» SET EXERCISE:
Pictures do not belong in the copy; quote every entry below exactly.

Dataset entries
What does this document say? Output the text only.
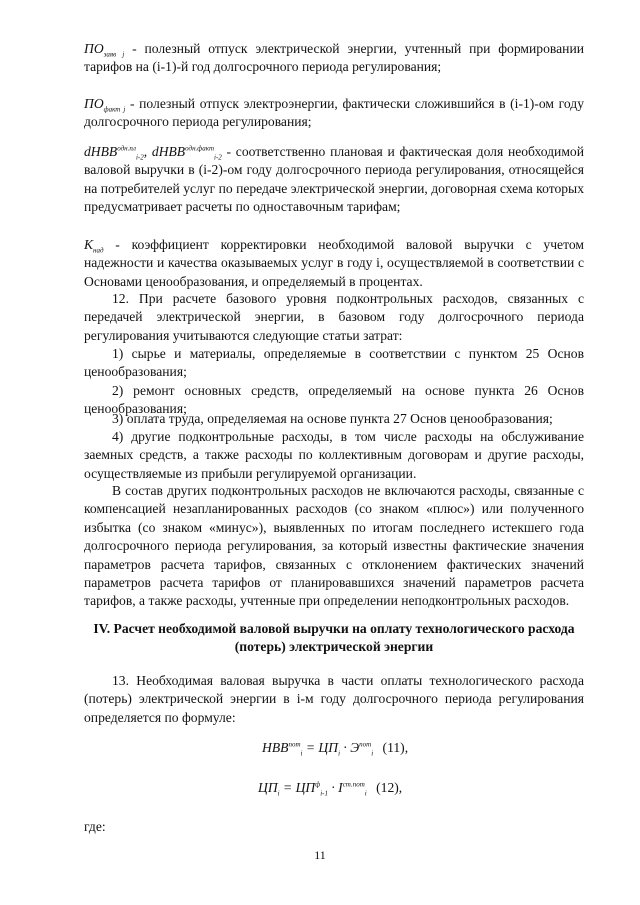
$ПО_{заяв j}$ - полезный отпуск электрической энергии, учтенный при формировании тарифов на (i-1)-й год долгосрочного периода регулирования;

$ПО_{факт j}$ - полезный отпуск электроэнергии, фактически сложившийся в (i-1)-ом году долгосрочного периода регулирования;

dНВВ$^{одн.пл}_{i-2}$, dНВВ$^{одн.факт}_{i-2}$ - соответственно плановая и фактическая доля необходимой валовой выручки в (i-2)-ом году долгосрочного периода регулирования, относящейся на потребителей услуг по передаче электрической энергии, договорная схема которых предусматривает расчеты по одноставочным тарифам;

$К_{над}$ - коэффициент корректировки необходимой валовой выручки с учетом надежности и качества оказываемых услуг в году i, осуществляемой в соответствии с Основами ценообразования, и определяемый в процентах.

12. При расчете базового уровня подконтрольных расходов, связанных с передачей электрической энергии, в базовом году долгосрочного периода регулирования учитываются следующие статьи затрат:

1) сырье и материалы, определяемые в соответствии с пунктом 25 Основ ценообразования;

2) ремонт основных средств, определяемый на основе пункта 26 Основ ценообразования;

3) оплата труда, определяемая на основе пункта 27 Основ ценообразования;

4) другие подконтрольные расходы, в том числе расходы на обслуживание заемных средств, а также расходы по коллективным договорам и другие расходы, осуществляемые из прибыли регулируемой организации.

В состав других подконтрольных расходов не включаются расходы, связанные с компенсацией незапланированных расходов (со знаком «плюс») или полученного избытка (со знаком «минус»), выявленных по итогам последнего истекшего года долгосрочного периода регулирования, за который известны фактические значения параметров расчета тарифов, связанных с отклонением фактических значений параметров расчета тарифов от планировавшихся значений параметров расчета тарифов, а также расходы, учтенные при определении неподконтрольных расходов.

IV. Расчет необходимой валовой выручки на оплату технологического расхода (потерь) электрической энергии

13. Необходимая валовая выручка в части оплаты технологического расхода (потерь) электрической энергии в i-м году долгосрочного периода регулирования определяется по формуле:

$НВВ^{пот}_i = ЦП_i \cdot Э^{пот}_i$ (11),
$ЦП_i = ЦП^ф_{i-1} \cdot I^{ст.пот}_i$ (12),

где:

11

» FULL ANSWER:
What does this document say? Output the text only.
$ПО_{заяв j}$ - полезный отпуск электрической энергии, учтенный при формировании тарифов на (i-1)-й год долгосрочного периода регулирования;

$ПО_{факт j}$ - полезный отпуск электроэнергии, фактически сложившийся в (i-1)-ом году долгосрочного периода регулирования;

dНВВ$^{одн.пл}_{i-2}$, dНВВ$^{одн.факт}_{i-2}$ - соответственно плановая и фактическая доля необходимой валовой выручки в (i-2)-ом году долгосрочного периода регулирования, относящейся на потребителей услуг по передаче электрической энергии, договорная схема которых предусматривает расчеты по одноставочным тарифам;

$К_{над}$ - коэффициент корректировки необходимой валовой выручки с учетом надежности и качества оказываемых услуг в году i, осуществляемой в соответствии с Основами ценообразования, и определяемый в процентах.

12. При расчете базового уровня подконтрольных расходов, связанных с передачей электрической энергии, в базовом году долгосрочного периода регулирования учитываются следующие статьи затрат:

1) сырье и материалы, определяемые в соответствии с пунктом 25 Основ ценообразования;

2) ремонт основных средств, определяемый на основе пункта 26 Основ ценообразования;

3) оплата труда, определяемая на основе пункта 27 Основ ценообразования;

4) другие подконтрольные расходы, в том числе расходы на обслуживание заемных средств, а также расходы по коллективным договорам и другие расходы, осуществляемые из прибыли регулируемой организации.

В состав других подконтрольных расходов не включаются расходы, связанные с компенсацией незапланированных расходов (со знаком «плюс») или полученного избытка (со знаком «минус»), выявленных по итогам последнего истекшего года долгосрочного периода регулирования, за который известны фактические значения параметров расчета тарифов, связанных с отклонением фактических значений параметров расчета тарифов от планировавшихся значений параметров расчета тарифов, а также расходы, учтенные при определении неподконтрольных расходов.

IV. Расчет необходимой валовой выручки на оплату технологического расхода (потерь) электрической энергии

13. Необходимая валовая выручка в части оплаты технологического расхода (потерь) электрической энергии в i-м году долгосрочного периода регулирования определяется по формуле:

$НВВ^{пот}_i = ЦП_i \cdot Э^{пот}_i$ (11),
$ЦП_i = ЦП^ф_{i-1} \cdot I^{ст.пот}_i$ (12),

где:

11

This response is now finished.